** Begin Material supplied **

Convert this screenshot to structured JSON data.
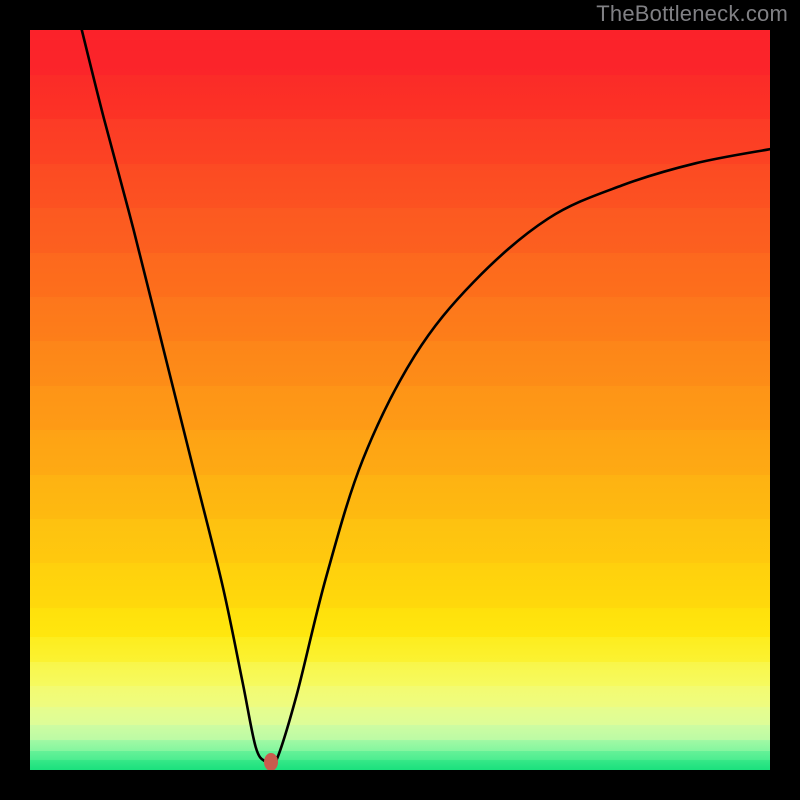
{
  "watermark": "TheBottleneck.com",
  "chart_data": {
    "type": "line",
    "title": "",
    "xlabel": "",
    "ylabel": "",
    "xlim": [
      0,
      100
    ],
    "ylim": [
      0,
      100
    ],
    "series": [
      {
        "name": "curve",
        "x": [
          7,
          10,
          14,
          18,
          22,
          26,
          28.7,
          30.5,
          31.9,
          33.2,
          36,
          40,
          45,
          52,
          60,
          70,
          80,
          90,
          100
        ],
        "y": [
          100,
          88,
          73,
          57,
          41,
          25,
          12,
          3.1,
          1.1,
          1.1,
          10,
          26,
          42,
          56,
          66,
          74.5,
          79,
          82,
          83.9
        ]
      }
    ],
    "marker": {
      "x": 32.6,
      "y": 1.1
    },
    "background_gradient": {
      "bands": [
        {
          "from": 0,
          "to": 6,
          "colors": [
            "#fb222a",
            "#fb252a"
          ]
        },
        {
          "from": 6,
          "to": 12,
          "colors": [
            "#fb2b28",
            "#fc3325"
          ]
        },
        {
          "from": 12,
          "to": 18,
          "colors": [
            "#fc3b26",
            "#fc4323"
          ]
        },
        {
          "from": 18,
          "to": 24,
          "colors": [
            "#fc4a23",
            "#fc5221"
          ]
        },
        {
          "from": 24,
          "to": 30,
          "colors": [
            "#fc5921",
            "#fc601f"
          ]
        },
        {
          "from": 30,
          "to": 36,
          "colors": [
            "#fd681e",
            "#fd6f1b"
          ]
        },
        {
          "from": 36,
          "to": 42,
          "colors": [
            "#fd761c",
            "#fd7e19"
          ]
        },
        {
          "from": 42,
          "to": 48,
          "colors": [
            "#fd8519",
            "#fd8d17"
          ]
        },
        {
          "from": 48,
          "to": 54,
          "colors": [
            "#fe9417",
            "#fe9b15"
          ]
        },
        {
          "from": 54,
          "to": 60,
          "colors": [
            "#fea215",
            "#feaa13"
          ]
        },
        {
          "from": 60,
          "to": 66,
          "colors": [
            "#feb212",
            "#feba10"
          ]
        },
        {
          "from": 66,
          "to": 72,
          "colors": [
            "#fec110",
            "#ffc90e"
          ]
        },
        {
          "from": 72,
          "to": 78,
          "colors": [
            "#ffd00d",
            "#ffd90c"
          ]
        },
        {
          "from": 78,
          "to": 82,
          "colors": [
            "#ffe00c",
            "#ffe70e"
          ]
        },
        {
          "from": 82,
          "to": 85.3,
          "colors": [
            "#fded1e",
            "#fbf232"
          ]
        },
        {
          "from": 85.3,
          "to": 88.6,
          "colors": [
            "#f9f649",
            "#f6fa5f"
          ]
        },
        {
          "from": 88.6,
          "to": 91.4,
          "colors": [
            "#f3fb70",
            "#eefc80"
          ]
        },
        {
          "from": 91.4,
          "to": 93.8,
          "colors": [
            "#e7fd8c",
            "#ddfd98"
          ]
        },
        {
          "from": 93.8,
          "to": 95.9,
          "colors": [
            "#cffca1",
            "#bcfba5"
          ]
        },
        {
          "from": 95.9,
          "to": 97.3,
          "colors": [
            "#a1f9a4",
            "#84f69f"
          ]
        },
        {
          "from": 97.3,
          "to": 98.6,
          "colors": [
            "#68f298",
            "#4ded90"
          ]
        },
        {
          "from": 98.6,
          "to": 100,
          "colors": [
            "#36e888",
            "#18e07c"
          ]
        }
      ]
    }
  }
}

** End Material supplied **

Set down the material above as is, without any pictures.

Response for this exercise:
Convert this screenshot to structured JSON data.
{
  "watermark": "TheBottleneck.com",
  "chart_data": {
    "type": "line",
    "title": "",
    "xlabel": "",
    "ylabel": "",
    "xlim": [
      0,
      100
    ],
    "ylim": [
      0,
      100
    ],
    "series": [
      {
        "name": "curve",
        "x": [
          7,
          10,
          14,
          18,
          22,
          26,
          28.7,
          30.5,
          31.9,
          33.2,
          36,
          40,
          45,
          52,
          60,
          70,
          80,
          90,
          100
        ],
        "y": [
          100,
          88,
          73,
          57,
          41,
          25,
          12,
          3.1,
          1.1,
          1.1,
          10,
          26,
          42,
          56,
          66,
          74.5,
          79,
          82,
          83.9
        ]
      }
    ],
    "marker": {
      "x": 32.6,
      "y": 1.1
    },
    "background_gradient": {
      "bands": [
        {
          "from": 0,
          "to": 6,
          "colors": [
            "#fb222a",
            "#fb252a"
          ]
        },
        {
          "from": 6,
          "to": 12,
          "colors": [
            "#fb2b28",
            "#fc3325"
          ]
        },
        {
          "from": 12,
          "to": 18,
          "colors": [
            "#fc3b26",
            "#fc4323"
          ]
        },
        {
          "from": 18,
          "to": 24,
          "colors": [
            "#fc4a23",
            "#fc5221"
          ]
        },
        {
          "from": 24,
          "to": 30,
          "colors": [
            "#fc5921",
            "#fc601f"
          ]
        },
        {
          "from": 30,
          "to": 36,
          "colors": [
            "#fd681e",
            "#fd6f1b"
          ]
        },
        {
          "from": 36,
          "to": 42,
          "colors": [
            "#fd761c",
            "#fd7e19"
          ]
        },
        {
          "from": 42,
          "to": 48,
          "colors": [
            "#fd8519",
            "#fd8d17"
          ]
        },
        {
          "from": 48,
          "to": 54,
          "colors": [
            "#fe9417",
            "#fe9b15"
          ]
        },
        {
          "from": 54,
          "to": 60,
          "colors": [
            "#fea215",
            "#feaa13"
          ]
        },
        {
          "from": 60,
          "to": 66,
          "colors": [
            "#feb212",
            "#feba10"
          ]
        },
        {
          "from": 66,
          "to": 72,
          "colors": [
            "#fec110",
            "#ffc90e"
          ]
        },
        {
          "from": 72,
          "to": 78,
          "colors": [
            "#ffd00d",
            "#ffd90c"
          ]
        },
        {
          "from": 78,
          "to": 82,
          "colors": [
            "#ffe00c",
            "#ffe70e"
          ]
        },
        {
          "from": 82,
          "to": 85.3,
          "colors": [
            "#fded1e",
            "#fbf232"
          ]
        },
        {
          "from": 85.3,
          "to": 88.6,
          "colors": [
            "#f9f649",
            "#f6fa5f"
          ]
        },
        {
          "from": 88.6,
          "to": 91.4,
          "colors": [
            "#f3fb70",
            "#eefc80"
          ]
        },
        {
          "from": 91.4,
          "to": 93.8,
          "colors": [
            "#e7fd8c",
            "#ddfd98"
          ]
        },
        {
          "from": 93.8,
          "to": 95.9,
          "colors": [
            "#cffca1",
            "#bcfba5"
          ]
        },
        {
          "from": 95.9,
          "to": 97.3,
          "colors": [
            "#a1f9a4",
            "#84f69f"
          ]
        },
        {
          "from": 97.3,
          "to": 98.6,
          "colors": [
            "#68f298",
            "#4ded90"
          ]
        },
        {
          "from": 98.6,
          "to": 100,
          "colors": [
            "#36e888",
            "#18e07c"
          ]
        }
      ]
    }
  }
}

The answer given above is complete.